- **Provided data**
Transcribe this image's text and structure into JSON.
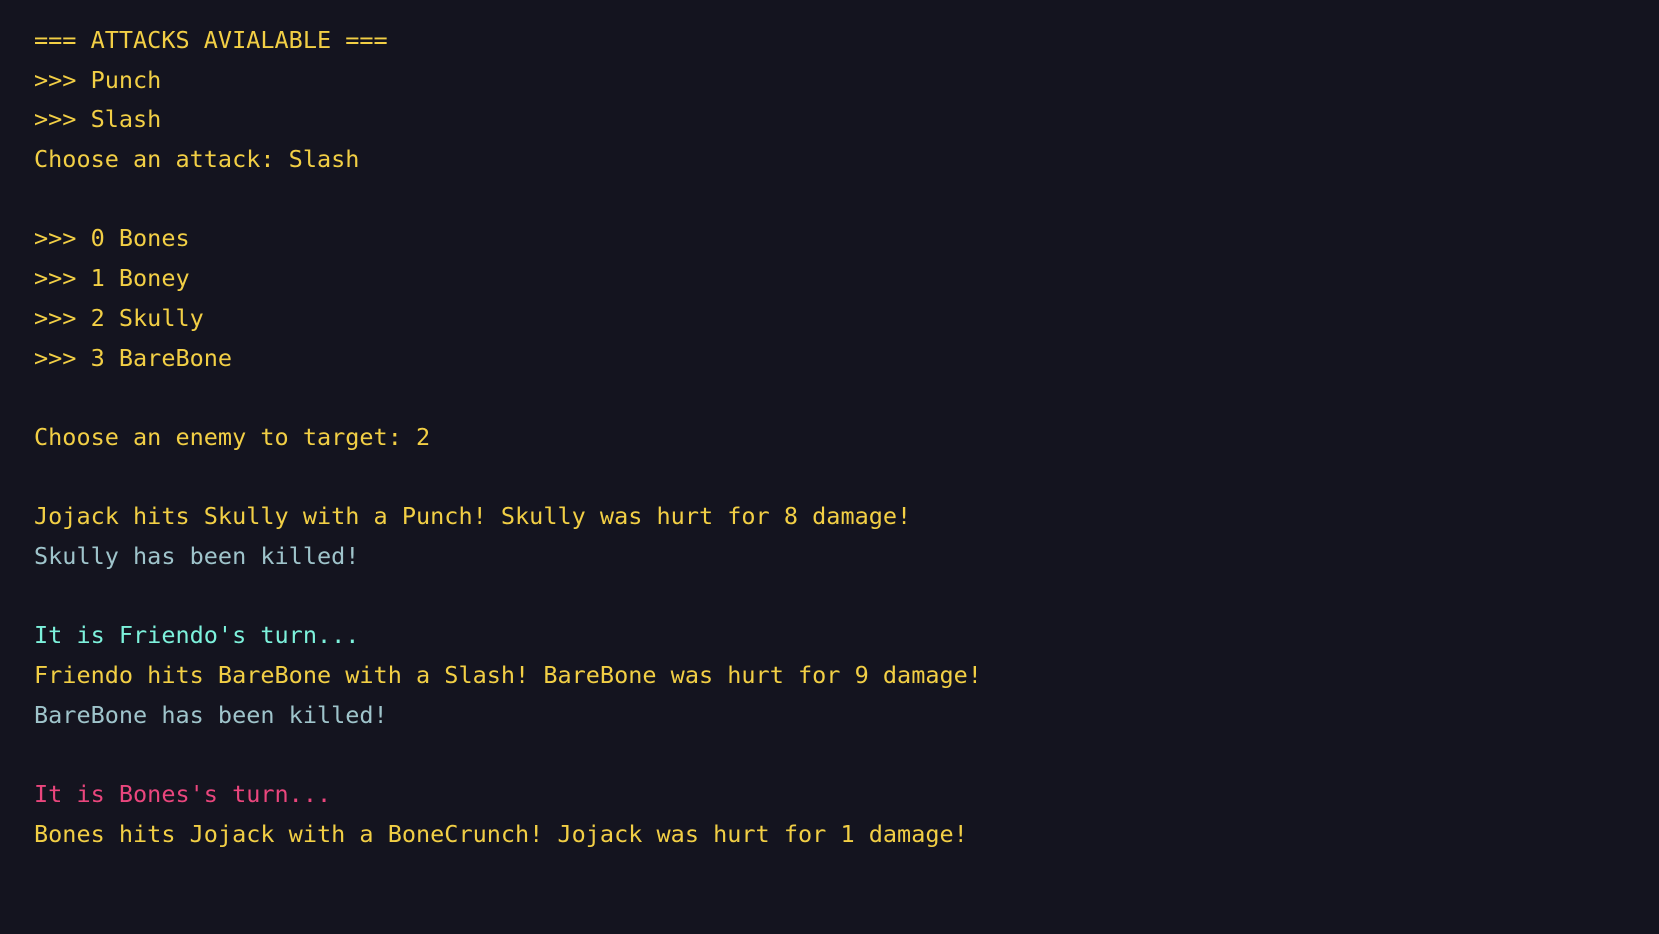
{
  "colors": {
    "background": "#14141f",
    "prompt": "#f2cf45",
    "friendly_turn": "#7df2dc",
    "killed": "#9fc4cb",
    "enemy_turn": "#ea467d"
  },
  "lines": [
    {
      "text": "=== ATTACKS AVIALABLE ===",
      "style": "yellow"
    },
    {
      "text": ">>> Punch",
      "style": "yellow"
    },
    {
      "text": ">>> Slash",
      "style": "yellow"
    },
    {
      "text": "Choose an attack: Slash",
      "style": "yellow"
    },
    {
      "text": "",
      "style": "yellow"
    },
    {
      "text": ">>> 0 Bones",
      "style": "yellow"
    },
    {
      "text": ">>> 1 Boney",
      "style": "yellow"
    },
    {
      "text": ">>> 2 Skully",
      "style": "yellow"
    },
    {
      "text": ">>> 3 BareBone",
      "style": "yellow"
    },
    {
      "text": "",
      "style": "yellow"
    },
    {
      "text": "Choose an enemy to target: 2",
      "style": "yellow"
    },
    {
      "text": "",
      "style": "yellow"
    },
    {
      "text": "Jojack hits Skully with a Punch! Skully was hurt for 8 damage!",
      "style": "yellow"
    },
    {
      "text": "Skully has been killed!",
      "style": "muted"
    },
    {
      "text": "",
      "style": "yellow"
    },
    {
      "text": "It is Friendo's turn...",
      "style": "cyan"
    },
    {
      "text": "Friendo hits BareBone with a Slash! BareBone was hurt for 9 damage!",
      "style": "yellow"
    },
    {
      "text": "BareBone has been killed!",
      "style": "muted"
    },
    {
      "text": "",
      "style": "yellow"
    },
    {
      "text": "It is Bones's turn...",
      "style": "pink"
    },
    {
      "text": "Bones hits Jojack with a BoneCrunch! Jojack was hurt for 1 damage!",
      "style": "yellow"
    }
  ]
}
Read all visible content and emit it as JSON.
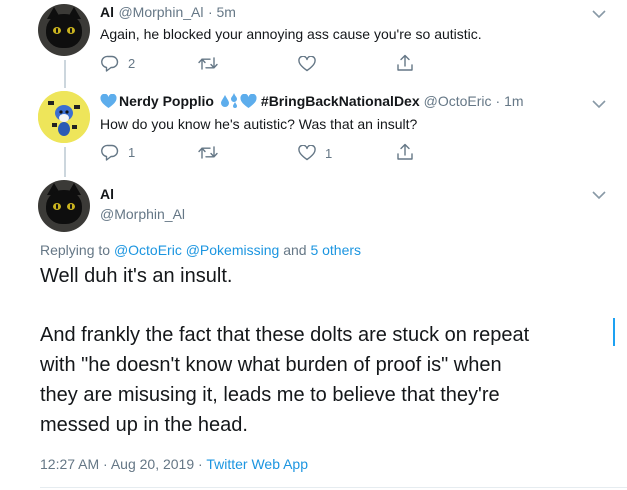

- **Required task**
Copy the listing exactly. Any image in it stays out of the copy.

- **Result of this task**
Transcribe this image's text and structure into JSON.
{
  "colors": {
    "background": "#14141f",
    "prompt": "#f2cf45",
    "friendly_turn": "#7df2dc",
    "killed": "#9fc4cb",
    "enemy_turn": "#ea467d"
  },
  "lines": [
    {
      "text": "=== ATTACKS AVIALABLE ===",
      "style": "yellow"
    },
    {
      "text": ">>> Punch",
      "style": "yellow"
    },
    {
      "text": ">>> Slash",
      "style": "yellow"
    },
    {
      "text": "Choose an attack: Slash",
      "style": "yellow"
    },
    {
      "text": "",
      "style": "yellow"
    },
    {
      "text": ">>> 0 Bones",
      "style": "yellow"
    },
    {
      "text": ">>> 1 Boney",
      "style": "yellow"
    },
    {
      "text": ">>> 2 Skully",
      "style": "yellow"
    },
    {
      "text": ">>> 3 BareBone",
      "style": "yellow"
    },
    {
      "text": "",
      "style": "yellow"
    },
    {
      "text": "Choose an enemy to target: 2",
      "style": "yellow"
    },
    {
      "text": "",
      "style": "yellow"
    },
    {
      "text": "Jojack hits Skully with a Punch! Skully was hurt for 8 damage!",
      "style": "yellow"
    },
    {
      "text": "Skully has been killed!",
      "style": "muted"
    },
    {
      "text": "",
      "style": "yellow"
    },
    {
      "text": "It is Friendo's turn...",
      "style": "cyan"
    },
    {
      "text": "Friendo hits BareBone with a Slash! BareBone was hurt for 9 damage!",
      "style": "yellow"
    },
    {
      "text": "BareBone has been killed!",
      "style": "muted"
    },
    {
      "text": "",
      "style": "yellow"
    },
    {
      "text": "It is Bones's turn...",
      "style": "pink"
    },
    {
      "text": "Bones hits Jojack with a BoneCrunch! Jojack was hurt for 1 damage!",
      "style": "yellow"
    }
  ]
}
Read all visible content and emit it as JSON.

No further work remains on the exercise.